MATERIAL FOR THE TASK =>
--------------------------------

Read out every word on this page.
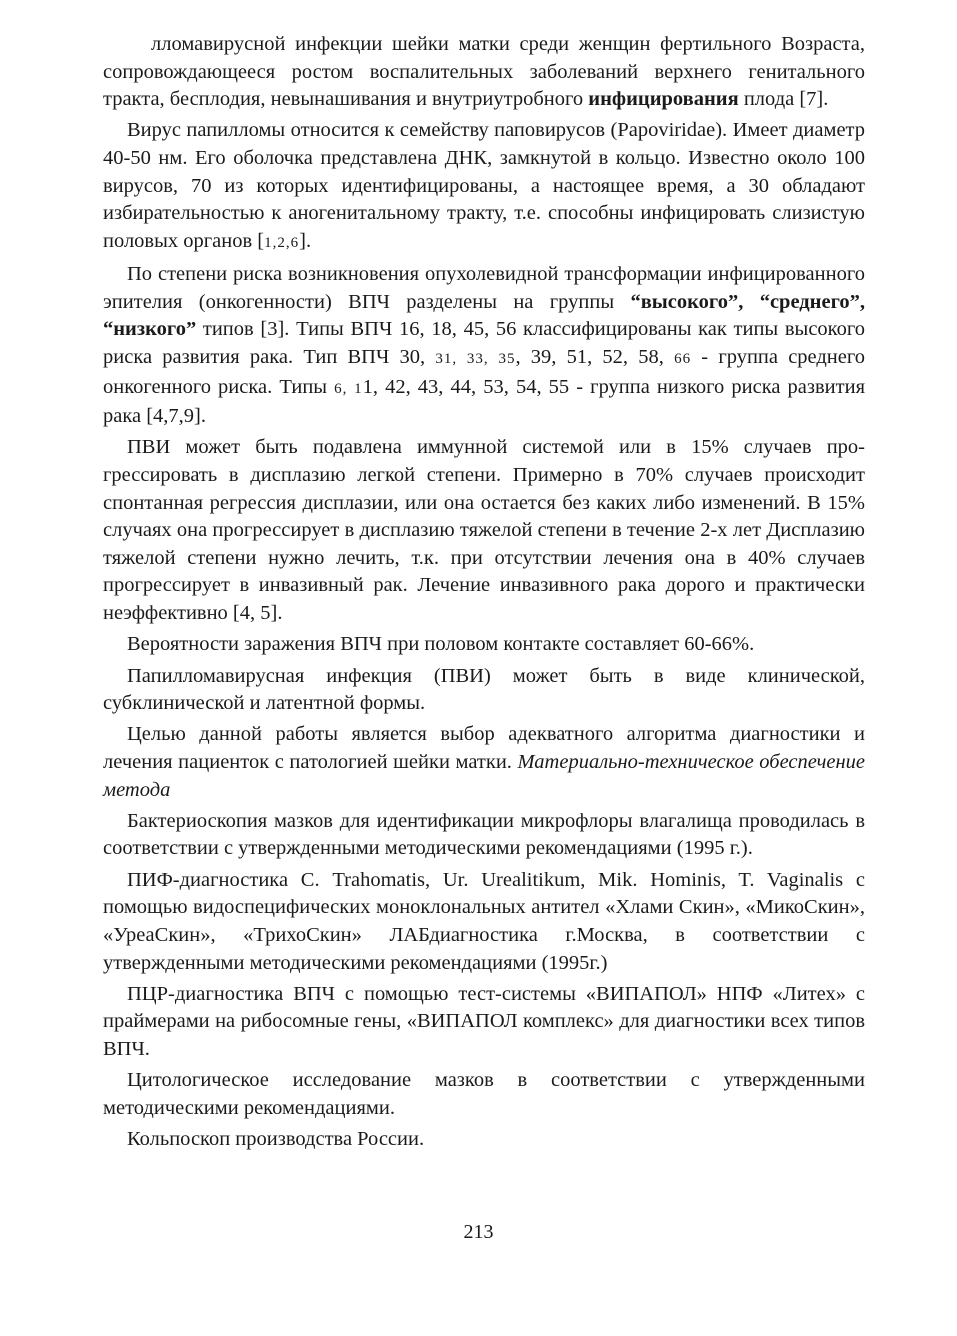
лломавирусной инфекции шейки матки среди женщин фертильного Возраста, сопровождающееся ростом воспалительных заболеваний верхнего генитального тракта, бесплодия, невынашивания и внутриутробного инфицирования плода [7].

Вирус папилломы относится к семейству паповирусов (Papoviridae). Имеет диаметр 40-50 нм. Его оболочка представлена ДНК, замкнутой в кольцо. Известно около 100 вирусов, 70 из которых идентифицированы, а настоящее время, а 30 обладают избирательностью к аногенитальному тракту, т.е. способны инфицировать слизистую половых органов [1,2,6].

По степени риска возникновения опухолевидной трансформации инфицированного эпителия (онкогенности) ВПЧ разделены на группы “высокого”, “среднего”, “низкого” типов [3]. Типы ВПЧ 16, 18, 45, 56 классифицированы как типы высокого риска развития рака. Тип ВПЧ 30, 31, 33, 35, 39, 51, 52, 58, 66 - группа среднего онкогенного риска. Типы 6, 11, 42, 43, 44, 53, 54, 55 - группа низкого риска развития рака [4,7,9].

ПВИ может быть подавлена иммунной системой или в 15% случаев прогрессировать в дисплазию легкой степени. Примерно в 70% случаев происходит спонтанная регрессия дисплазии, или она остается без каких либо изменений. В 15% случаях она прогрессирует в дисплазию тяжелой степени в течение 2-х лет Дисплазию тяжелой степени нужно лечить, т.к. при отсутствии лечения она в 40% случаев прогрессирует в инвазивный рак. Лечение инвазивного рака дорого и практически неэффективно [4, 5].

Вероятности заражения ВПЧ при половом контакте составляет 60-66%.

Папилломавирусная инфекция (ПВИ) может быть в виде клинической, субклинической и латентной формы.

Целью данной работы является выбор адекватного алгоритма диагностики и лечения пациенток с патологией шейки матки. Материально-техническое обеспечение метода

Бактериоскопия мазков для идентификации микрофлоры влагалища проводилась в соответствии с утвержденными методическими рекомендациями (1995 г.).

ПИФ-диагностика С. Trahomatis, Ur. Urealitikum, Mik. Hominis, T. Vaginalis с помощью видоспецифических моноклональных антител «Хлами Скин», «МикоСкин», «УреаСкин», «ТрихоСкин» ЛАБдиагностика г.Москва, в соответствии с утвержденными методическими рекомендациями (1995г.)

ПЦР-диагностика ВПЧ с помощью тест-системы «ВИПАПОЛ» НПФ «Литех» с праймерами на рибосомные гены, «ВИПАПОЛ комплекс» для диагностики всех типов ВПЧ.

Цитологическое исследование мазков в соответствии с утвержденными методическими рекомендациями.

Кольпоскоп производства России.

213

--------------------------------

GOAL => State the count of lines holding the string "диагностики" in the listing above, and nothing else.

EXERCISE RESPONSE => 2